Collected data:
========================
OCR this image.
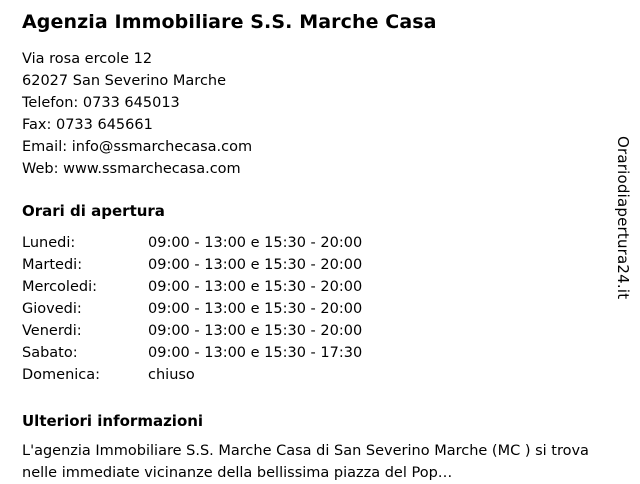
Agenzia Immobiliare S.S. Marche Casa
Via rosa ercole 12
62027 San Severino Marche
Telefon: 0733 645013
Fax: 0733 645661
Email: info@ssmarchecasa.com
Web: www.ssmarchecasa.com
Orari di apertura
Lunedi:	09:00 - 13:00 e 15:30 - 20:00
Martedi:	09:00 - 13:00 e 15:30 - 20:00
Mercoledi:	09:00 - 13:00 e 15:30 - 20:00
Giovedi:	09:00 - 13:00 e 15:30 - 20:00
Venerdi:	09:00 - 13:00 e 15:30 - 20:00
Sabato:	09:00 - 13:00 e 15:30 - 17:30
Domenica:	chiuso
Ulteriori informazioni
L'agenzia Immobiliare S.S. Marche Casa di San Severino Marche (MC ) si trova nelle immediate vicinanze della bellissima piazza del Pop…
Orariodiapertura24.it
========================
**Prompt:**
Which lines hold the word "ssmarchecasa"? Show each one.

**Solution to this task:**
Email: info@ssmarchecasa.com
Web: www.ssmarchecasa.com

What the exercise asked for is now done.